--- Your goal ---
Change "planet-tag" to "planet-label" throughout the stretch of rows from the line containing "planet-filter-item[interactable]: 海王 [955,869,992,888]" through the line containing "x-tick-label: 60 [162,1036,181,1054]", leaving everything else unchanged. Give back only those lines.

--- Data entries ---

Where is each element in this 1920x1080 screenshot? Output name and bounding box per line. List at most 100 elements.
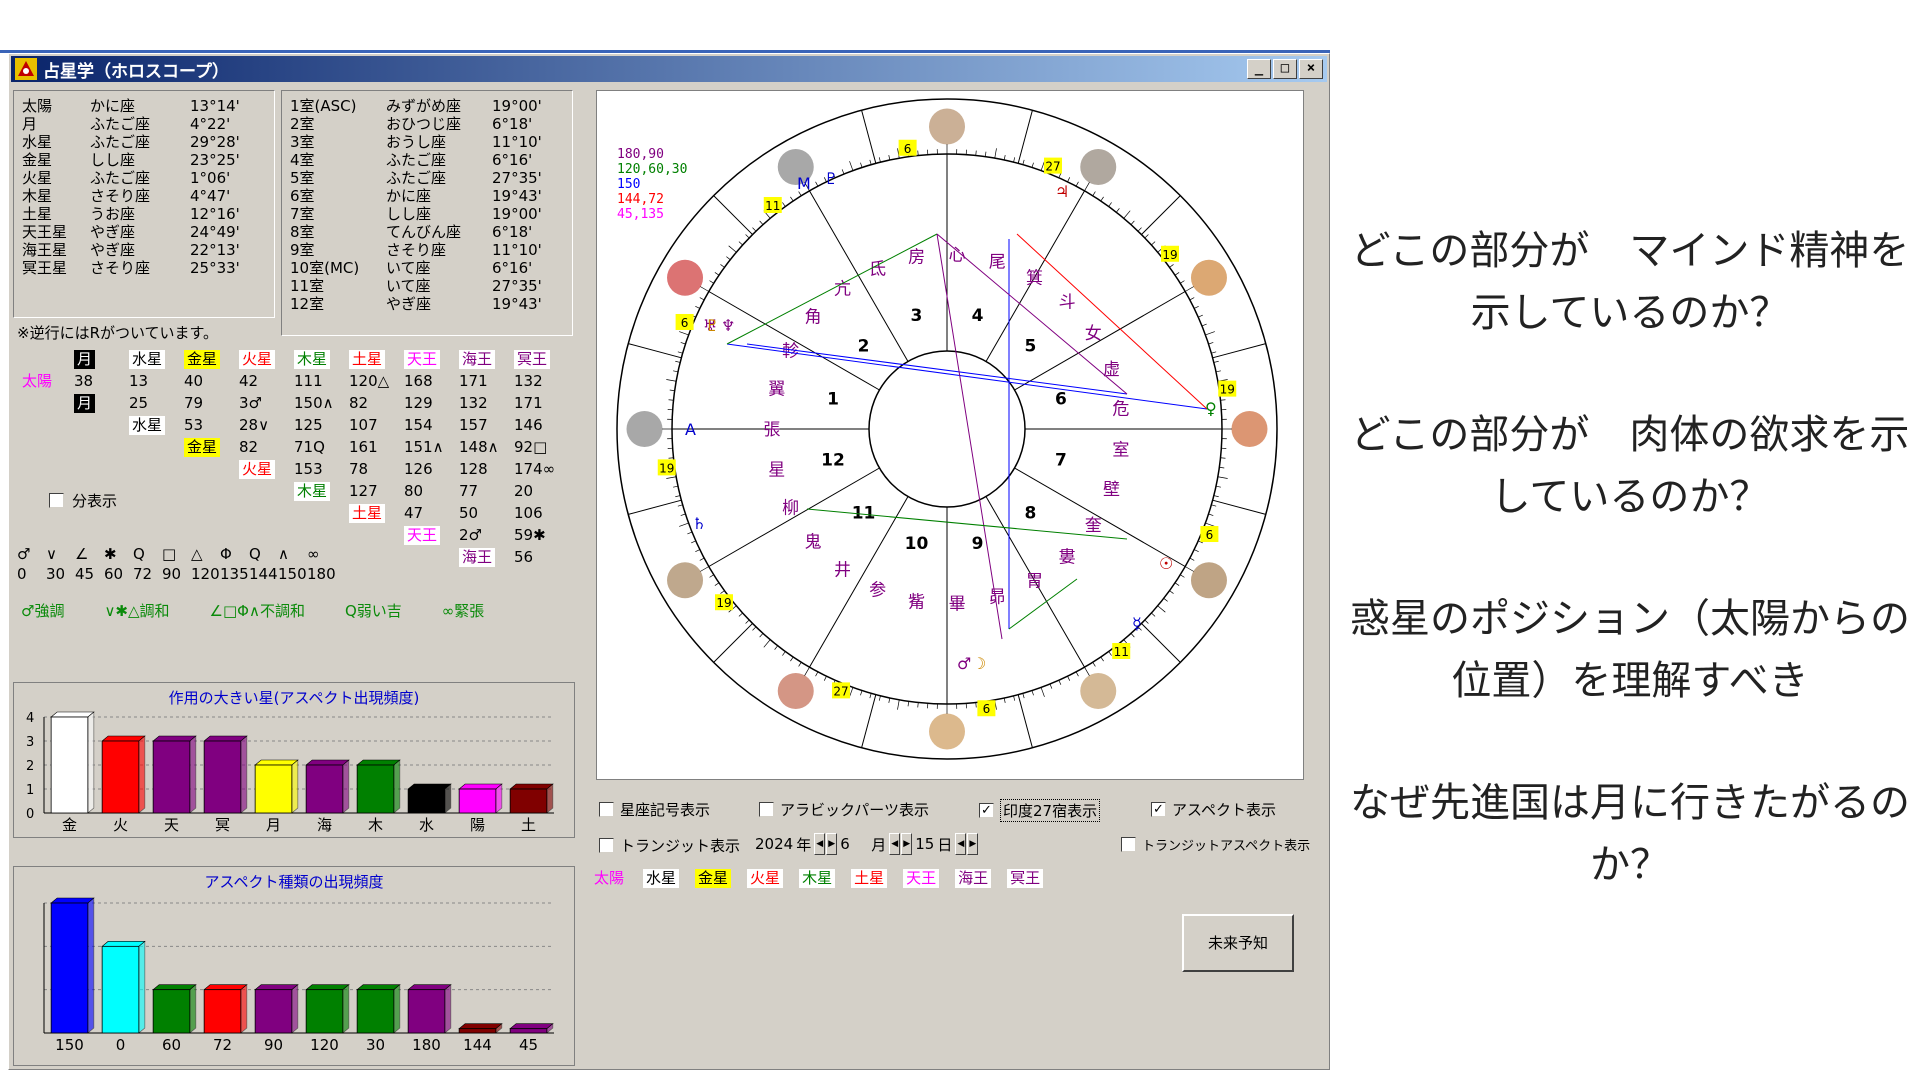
planet-filter-item[interactable]: 海王 [955,869,992,888]
aspect-grid-cell [237,504,292,524]
year-spinner[interactable]: ◀ ▶ [814,833,838,855]
aspect-grid-row: 水星 53 28∨ 125 107 154 157 146 [17,415,573,437]
mansion-label: 胃 [1026,572,1043,592]
planet-degree: 13°14' [190,97,240,115]
month-field[interactable]: 6 [840,835,868,853]
aspect-grid-cell: 129 [404,394,433,412]
planet-filter-item[interactable]: 冥王 [1007,869,1044,888]
sign-symbols-option[interactable]: 星座記号表示 [599,799,710,820]
aspect-grid-cell: 3♂ [239,394,262,412]
grid-header-cell: 海王 [457,350,512,370]
planet-filter-item[interactable]: 水星 [643,869,680,888]
x-tick-label: 海 [317,816,332,834]
arabic-parts-label: アラビックパーツ表示 [780,801,929,819]
minimize-button[interactable]: _ [1247,59,1271,79]
mansion-label: 亢 [834,280,851,300]
zodiac-emblem-icon [667,259,704,296]
aspect-grid-cell: 92□ [514,438,548,456]
planet-filter-item[interactable]: 火星 [747,869,784,888]
zodiac-emblem-icon [929,713,965,750]
planet-degree: 24°49' [190,223,240,241]
month-up-icon[interactable]: ▶ [901,833,913,855]
x-tick-label: 月 [266,816,281,834]
x-tick-label: 0 [116,1036,126,1054]
aspect-grid-cell: 47 [404,504,424,522]
aspect-grid-cell: 13 [129,372,149,390]
planet-tag: 冥王 [514,350,551,369]
bar-side [444,783,452,814]
planet-tag: 天王 [404,526,441,545]
day-up-icon[interactable]: ▶ [967,833,979,855]
bar-top [101,941,146,947]
aspect-grid-cell: 天王 [402,526,457,546]
cusp-degree-text: 19 [1220,383,1235,397]
aspect-grid-cell: 82 [349,394,369,412]
cusp-degree-text: 11 [765,199,780,213]
bar-side [291,984,299,1034]
house-name: 11室 [290,277,325,295]
aspect-grid-cell [127,460,182,480]
aspect-grid-cell: 128 [459,460,488,478]
mansions27-option[interactable]: ✓ 印度27宿表示 [979,799,1101,822]
x-tick-label: 60 [162,1036,181,1054]
aspect-grid-cell [182,526,237,546]
planet-tag: 土星 [349,504,386,523]
transit-aspect-option[interactable]: トランジットアスペクト表示 [1121,835,1310,854]
planet-filter-item[interactable]: 金星 [695,869,732,888]
year-down-icon[interactable]: ◀ [814,833,826,855]
zodiac-emblem-icon [1231,411,1268,447]
transit-option[interactable]: トランジット表示 [599,835,740,856]
split-display-checkbox[interactable] [49,493,64,508]
month-spinner[interactable]: ◀ ▶ [889,833,913,855]
planet-filter-item[interactable]: 天王 [903,869,940,888]
aspect-display-option[interactable]: ✓ アスペクト表示 [1151,799,1276,820]
zodiac-emblem-icon [1080,672,1117,709]
day-spinner[interactable]: ◀ ▶ [955,833,979,855]
planet-name: 金星 [22,151,53,169]
close-button[interactable]: × [1299,59,1323,79]
planet-row: 土星 うお座 12°16' [22,205,266,223]
arabic-parts-option[interactable]: アラビックパーツ表示 [759,799,929,820]
bar-side [444,984,452,1034]
year-up-icon[interactable]: ▶ [826,833,838,855]
aspect-display-checkbox[interactable]: ✓ [1151,802,1166,817]
planet-filter-item[interactable]: 太陽 [591,869,627,888]
future-prediction-button[interactable]: 未来予知 [1182,914,1294,972]
mansion-label: 觜 [908,592,925,612]
aspect-symbol: ∧ [278,545,289,563]
transit-label: トランジット表示 [620,837,741,855]
day-field[interactable]: 15 [915,835,934,853]
sign-symbols-checkbox[interactable] [599,802,614,817]
x-tick-label: 金 [62,816,77,834]
split-display-option[interactable]: 分表示 [49,490,117,511]
planet-filter-item[interactable]: 土星 [851,869,888,888]
mansions27-checkbox[interactable]: ✓ [979,803,994,818]
aspect-grid-cell [17,394,72,414]
aspect-grid-cell: 171 [459,372,488,390]
desktop-backdrop [0,0,1330,60]
transit-checkbox[interactable] [599,838,614,853]
house-degree: 6°16' [492,151,533,169]
planet-filter-item[interactable]: 木星 [799,869,836,888]
aspect-symbol: ♂ [17,545,31,563]
mansion-label: 参 [869,581,886,601]
year-field[interactable]: 2024 [755,835,793,853]
title-bar[interactable]: 占星学（ホロスコープ） _ □ × [11,56,1327,82]
month-down-icon[interactable]: ◀ [889,833,901,855]
aspect-symbol: Q [249,545,261,563]
aspect-degree: 135 [220,565,249,583]
bar [152,989,191,1034]
aspect-degree: 45 [75,565,95,583]
planet-tag: 太陽 [22,372,53,390]
day-down-icon[interactable]: ◀ [955,833,967,855]
aspect-grid-cell: 151∧ [404,438,444,456]
grid-header-cell: 冥王 [512,350,567,370]
bar-side [546,783,554,814]
transit-aspect-checkbox[interactable] [1121,837,1136,852]
aspect-grid-cell [17,460,72,480]
arabic-parts-checkbox[interactable] [759,802,774,817]
maximize-button[interactable]: □ [1273,59,1297,79]
planet-row: 海王星 やぎ座 22°13' [22,241,266,259]
planet-glyph: ☿ [1132,614,1142,633]
grid-header-cell: 木星 [292,350,347,370]
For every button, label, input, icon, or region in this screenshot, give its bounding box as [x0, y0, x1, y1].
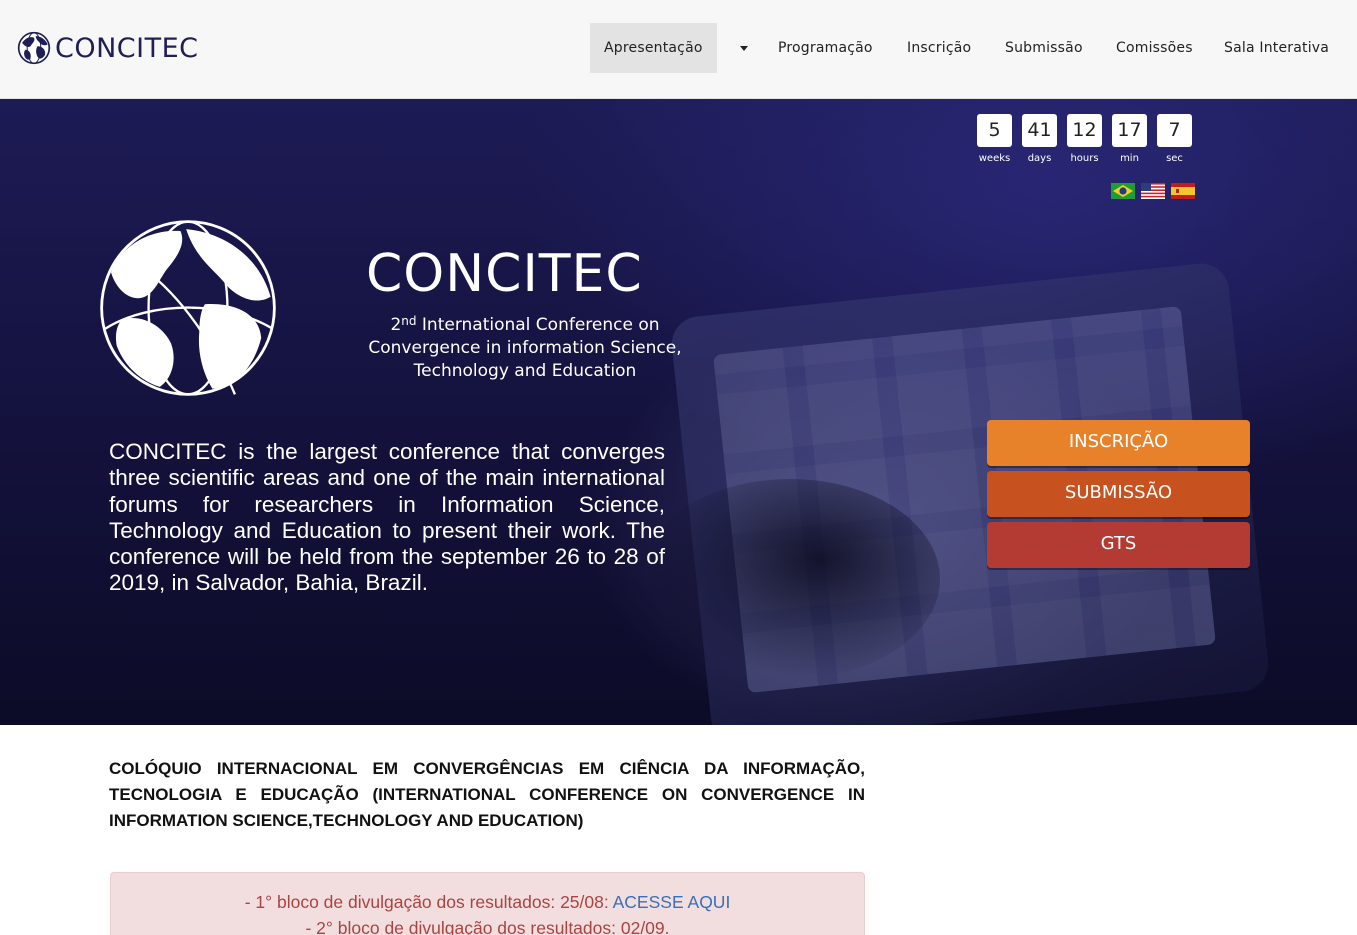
- results-alert: - 1° bloco de divulgação dos resultados:…: [110, 872, 865, 935]
- logo-subtitle-line-1-text: International Conference on: [421, 315, 660, 335]
- countdown-weeks: 5 weeks: [977, 114, 1012, 164]
- spain-flag-icon[interactable]: [1171, 183, 1195, 199]
- hero-banner: 5 weeks 41 days 12 hours 17 min 7 sec CO…: [0, 99, 1357, 725]
- countdown-value: 12: [1067, 114, 1102, 147]
- globe-logo-icon: [17, 31, 51, 65]
- background-hand-shadow: [640, 479, 940, 679]
- countdown-value: 41: [1022, 114, 1057, 147]
- logo-subtitle-ordinal: 2: [390, 315, 402, 335]
- countdown-label: hours: [1070, 153, 1099, 164]
- countdown-label: sec: [1166, 153, 1183, 164]
- nav-item-sala-interativa[interactable]: Sala Interativa: [1224, 23, 1329, 73]
- brazil-flag-icon[interactable]: [1111, 183, 1135, 199]
- logo-subtitle-ordinal-suffix: nd: [401, 314, 417, 328]
- brand-name: CONCITEC: [55, 32, 199, 64]
- submissao-button[interactable]: SUBMISSÃO: [987, 471, 1250, 517]
- countdown-seconds: 7 sec: [1157, 114, 1192, 164]
- nav-item-comissoes[interactable]: Comissões: [1116, 23, 1193, 73]
- countdown-minutes: 17 min: [1112, 114, 1147, 164]
- countdown-value: 17: [1112, 114, 1147, 147]
- hero-logo-subtitle: 2nd International Conference on Converge…: [340, 314, 710, 383]
- countdown-label: days: [1027, 153, 1052, 164]
- nav-item-programacao[interactable]: Programação: [778, 23, 873, 73]
- conference-title: COLÓQUIO INTERNACIONAL EM CONVERGÊNCIAS …: [109, 759, 865, 830]
- countdown-value: 7: [1157, 114, 1192, 147]
- nav-item-submissao[interactable]: Submissão: [1005, 23, 1083, 73]
- countdown-days: 41 days: [1022, 114, 1057, 164]
- countdown-label: weeks: [978, 153, 1011, 164]
- countdown-timer: 5 weeks 41 days 12 hours 17 min 7 sec: [977, 114, 1192, 164]
- countdown-hours: 12 hours: [1067, 114, 1102, 164]
- alert-line-1-text: - 1° bloco de divulgação dos resultados:…: [244, 892, 613, 912]
- nav-item-inscricao[interactable]: Inscrição: [907, 23, 971, 73]
- hero-logo-title: CONCITEC: [366, 244, 643, 304]
- gts-button[interactable]: GTS: [987, 522, 1250, 568]
- alert-line-1: - 1° bloco de divulgação dos resultados:…: [111, 889, 864, 915]
- logo-subtitle-line-3: Technology and Education: [413, 361, 637, 381]
- logo-subtitle-line-2: Convergence in information Science,: [368, 338, 682, 358]
- dropdown-caret-icon[interactable]: [734, 23, 754, 73]
- alert-line-2: - 2° bloco de divulgação dos resultados:…: [305, 918, 670, 935]
- nav-item-apresentacao[interactable]: Apresentação: [590, 23, 717, 73]
- countdown-value: 5: [977, 114, 1012, 147]
- concitec-globe-logo-icon: [100, 220, 276, 396]
- inscricao-button[interactable]: INSCRIÇÃO: [987, 420, 1250, 466]
- language-selector: [1111, 183, 1195, 199]
- hero-intro-text: CONCITEC is the largest conference that …: [109, 439, 665, 596]
- countdown-label: min: [1120, 153, 1139, 164]
- brand-logo-link[interactable]: CONCITEC: [17, 31, 199, 65]
- acesse-aqui-link[interactable]: ACESSE AQUI: [613, 892, 731, 912]
- usa-flag-icon[interactable]: [1141, 183, 1165, 199]
- logo-subtitle-line-1: 2nd International Conference on: [340, 314, 710, 337]
- top-navbar: CONCITEC Apresentação Programação Inscri…: [0, 0, 1357, 99]
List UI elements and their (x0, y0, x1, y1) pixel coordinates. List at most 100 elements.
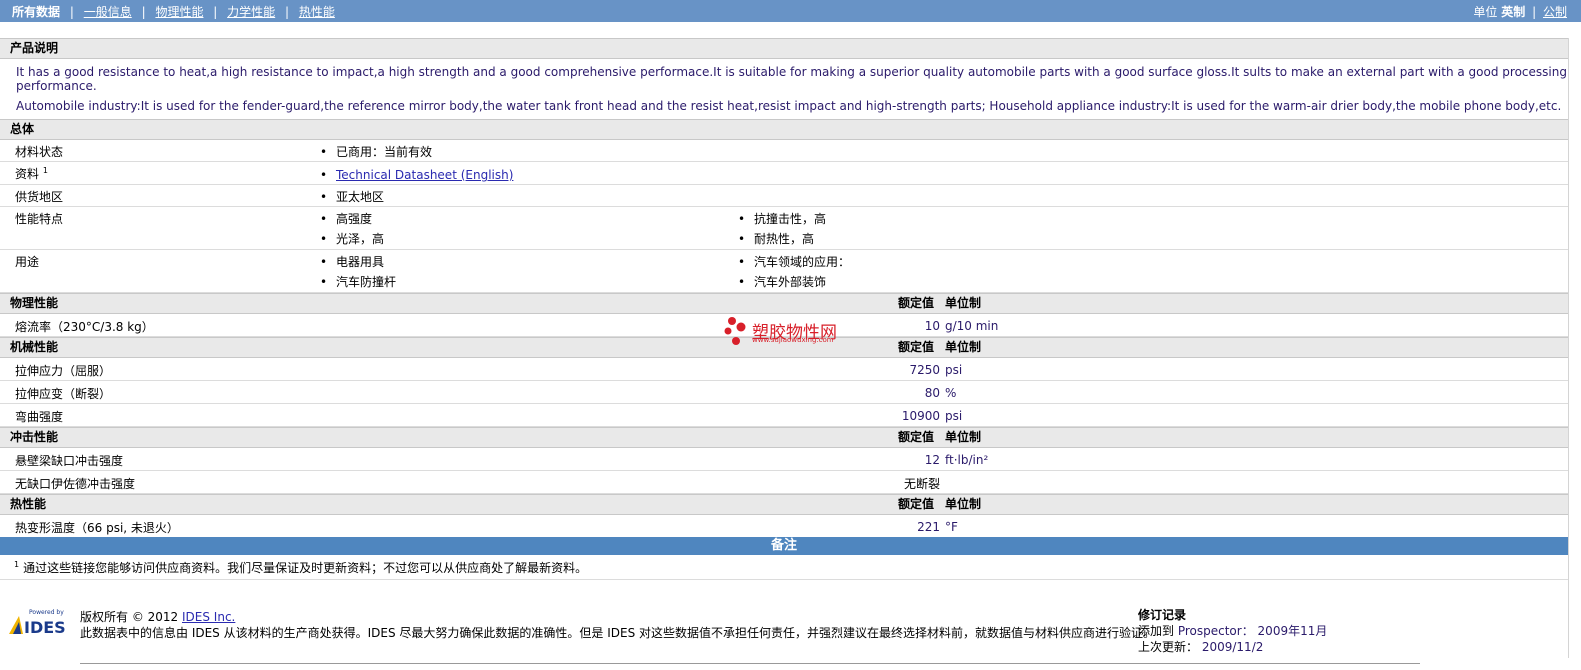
use-item: 电器用具 (336, 255, 385, 269)
footnote-marker: 1 (42, 166, 48, 175)
bullet-icon: • (320, 145, 328, 159)
section-header-description: 产品说明 (0, 38, 1568, 59)
column-header-value: 额定值 (898, 340, 935, 354)
property-row: 无缺口伊佐德冲击强度 无断裂 (0, 471, 1568, 494)
row-label: 性能特点 (15, 212, 64, 226)
footer-divider (80, 663, 1420, 664)
units-label: 单位 (1473, 5, 1498, 19)
row-label: 用途 (15, 255, 40, 269)
column-header-unit: 单位制 (945, 340, 982, 354)
row-label: 资料 1 (15, 166, 48, 181)
property-value: 无断裂 (904, 477, 941, 491)
nav-all-data[interactable]: 所有数据 (12, 5, 60, 19)
ides-link[interactable]: IDES Inc. (182, 610, 235, 624)
revision-updated: 上次更新： 2009/11/2 (1138, 640, 1264, 654)
use-item: 汽车外部装饰 (754, 275, 827, 289)
property-label: 熔流率（230°C/3.8 kg） (15, 320, 154, 334)
row-documents: 资料 1 • Technical Datasheet (English) (0, 162, 1568, 185)
footnote-marker: 1 (14, 560, 20, 569)
bullet-icon: • (320, 190, 328, 204)
section-title: 产品说明 (10, 41, 59, 55)
top-nav-bar: 所有数据 | 一般信息 | 物理性能 | 力学性能 | 热性能 单位 英制 | … (0, 0, 1581, 22)
footer: Powered by IDES 版权所有 © 2012 IDES Inc. 此数… (0, 606, 1568, 664)
property-row: 悬壁梁缺口冲击强度 12 ft·lb/in² (0, 448, 1568, 471)
nav-link-general[interactable]: 一般信息 (84, 5, 132, 19)
property-unit: psi (945, 363, 963, 377)
nav-link-physical[interactable]: 物理性能 (155, 5, 203, 19)
section-title: 机械性能 (10, 340, 59, 354)
description-paragraph: Automobile industry:It is used for the f… (16, 99, 1562, 113)
watermark-url: www.sujiaowuxing.com (752, 336, 834, 344)
datasheet-link[interactable]: Technical Datasheet (English) (336, 168, 513, 182)
row-material-status: 材料状态 • 已商用：当前有效 (0, 140, 1568, 162)
property-unit: % (945, 386, 957, 400)
nav-link-thermal[interactable]: 热性能 (299, 5, 335, 19)
property-value: 12 (924, 453, 940, 467)
column-header-unit: 单位制 (945, 430, 982, 444)
property-value: 221 (917, 520, 940, 534)
row-features: 性能特点 • 高强度 • 光泽，高 • 抗撞击性，高 • 耐热性，高 (0, 207, 1568, 250)
description-paragraph: It has a good resistance to heat,a high … (16, 65, 1567, 93)
nav-separator: | (141, 5, 146, 19)
copyright: 版权所有 © 2012 IDES Inc. (80, 610, 236, 624)
revision-added: 添加到 Prospector： 2009年11月 (1138, 624, 1328, 638)
note-text: 1 通过这些链接您能够访问供应商资料。我们尽量保证及时更新资料；不过您可以从供应商… (14, 560, 588, 575)
row-uses: 用途 • 电器用具 • 汽车防撞杆 • 汽车领域的应用： • 汽车外部装饰 (0, 250, 1568, 293)
units-metric-link[interactable]: 公制 (1543, 5, 1567, 19)
bullet-icon: • (320, 255, 328, 269)
row-value: 已商用：当前有效 (336, 145, 433, 159)
svg-text:IDES: IDES (24, 618, 66, 636)
revision-history: 修订记录 添加到 Prospector： 2009年11月 上次更新： 2009… (1138, 606, 1327, 654)
revision-title: 修订记录 (1138, 608, 1187, 622)
property-unit: ft·lb/in² (945, 453, 989, 467)
note-row: 1 通过这些链接您能够访问供应商资料。我们尽量保证及时更新资料；不过您可以从供应商… (0, 555, 1568, 580)
property-value: 10900 (901, 409, 940, 423)
notes-header: 备注 (0, 537, 1568, 555)
property-label: 弯曲强度 (15, 410, 64, 424)
property-unit: psi (945, 409, 963, 423)
notes-title: 备注 (770, 538, 797, 553)
column-header-value: 额定值 (898, 430, 935, 444)
watermark-logo-icon (724, 317, 746, 345)
property-row: 热变形温度（66 psi, 未退火） 221 °F (0, 515, 1568, 537)
ides-logo-icon: Powered by IDES (9, 609, 66, 637)
property-label: 悬壁梁缺口冲击强度 (15, 454, 124, 468)
column-header-value: 额定值 (898, 296, 935, 310)
section-header-thermal: 热性能 额定值 单位制 (0, 494, 1568, 515)
property-value: 10 (924, 319, 940, 333)
feature-item: 光泽，高 (336, 232, 385, 246)
property-label: 拉伸应变（断裂） (15, 387, 112, 401)
nav-separator: | (69, 5, 74, 19)
svg-text:Powered by: Powered by (29, 609, 64, 616)
row-supply-region: 供货地区 • 亚太地区 (0, 185, 1568, 207)
property-unit: g/10 min (945, 319, 999, 333)
datasheet: 产品说明 It has a good resistance to heat,a … (0, 38, 1569, 658)
bullet-icon: • (738, 275, 746, 289)
units-imperial[interactable]: 英制 (1501, 5, 1525, 19)
bullet-icon: • (738, 212, 746, 226)
property-row: 拉伸应力（屈服） 7250 psi (0, 358, 1568, 381)
unit-switcher: 单位 英制 | 公制 (1473, 3, 1567, 20)
bullet-icon: • (320, 275, 328, 289)
use-item: 汽车防撞杆 (336, 275, 397, 289)
ides-logo: Powered by IDES (7, 608, 69, 637)
section-title: 物理性能 (10, 296, 59, 310)
nav-separator: | (285, 5, 290, 19)
section-header-impact: 冲击性能 额定值 单位制 (0, 427, 1568, 448)
bullet-icon: • (738, 232, 746, 246)
property-value: 7250 (909, 363, 940, 377)
row-label: 材料状态 (15, 145, 64, 159)
product-description: It has a good resistance to heat,a high … (0, 59, 1568, 119)
nav-link-mechanical[interactable]: 力学性能 (227, 5, 275, 19)
feature-item: 抗撞击性，高 (754, 212, 827, 226)
column-header-value: 额定值 (898, 497, 935, 511)
disclaimer: 此数据表中的信息由 IDES 从该材料的生产商处获得。IDES 尽最大努力确保此… (80, 626, 1156, 640)
bullet-icon: • (320, 232, 328, 246)
units-separator: | (1532, 5, 1537, 19)
row-label: 供货地区 (15, 190, 64, 204)
row-value: 亚太地区 (336, 190, 385, 204)
watermark: 塑胶物性网 www.sujiaowuxing.com (724, 316, 837, 349)
use-item: 汽车领域的应用： (754, 255, 851, 269)
feature-item: 耐热性，高 (754, 232, 815, 246)
property-unit: °F (945, 520, 958, 534)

--- Complete response ---
planet-filter-item[interactable]: 海王 [955,869,992,888]
aspect-grid-cell [237,504,292,524]
year-spinner[interactable]: ◀ ▶ [814,833,838,855]
aspect-grid-row: 水星 53 28∨ 125 107 154 157 146 [17,415,573,437]
mansion-label: 胃 [1026,572,1043,592]
planet-degree: 13°14' [190,97,240,115]
month-field[interactable]: 6 [840,835,868,853]
aspect-grid-cell: 129 [404,394,433,412]
planet-filter-item[interactable]: 冥王 [1007,869,1044,888]
sign-symbols-option[interactable]: 星座記号表示 [599,799,710,820]
aspect-grid-cell: 3♂ [239,394,262,412]
grid-header-cell: 海王 [457,350,512,370]
planet-filter-item[interactable]: 水星 [643,869,680,888]
x-tick-label: 海 [317,816,332,834]
arabic-parts-label: アラビックパーツ表示 [780,801,929,819]
minimize-button[interactable]: _ [1247,59,1271,79]
mansion-label: 亢 [834,280,851,300]
zodiac-emblem-icon [667,259,704,296]
aspect-grid-cell: 92□ [514,438,548,456]
planet-filter-item[interactable]: 火星 [747,869,784,888]
zodiac-emblem-icon [929,713,965,750]
planet-degree: 24°49' [190,223,240,241]
month-up-icon[interactable]: ▶ [901,833,913,855]
x-tick-label: 月 [266,816,281,834]
x-tick-label: 0 [116,1036,126,1054]
aspect-grid-cell: 47 [404,504,424,522]
aspect-grid-cell: 13 [129,372,149,390]
planet-label: 冥王 [514,350,551,369]
bar-side [444,783,452,814]
planet-label: 天王 [404,526,441,545]
day-up-icon[interactable]: ▶ [967,833,979,855]
bar-top [101,941,146,947]
aspect-grid-cell: 天王 [402,526,457,546]
cusp-degree-text: 19 [1220,383,1235,397]
aspect-grid-cell: 82 [349,394,369,412]
cusp-degree-text: 11 [765,199,780,213]
bar-side [291,984,299,1034]
house-name: 11室 [290,277,325,295]
aspect-grid-cell [127,460,182,480]
aspect-grid-cell: 128 [459,460,488,478]
mansions27-option[interactable]: ✓ 印度27宿表示 [979,799,1101,822]
x-tick-label: 60 [162,1036,181,1054]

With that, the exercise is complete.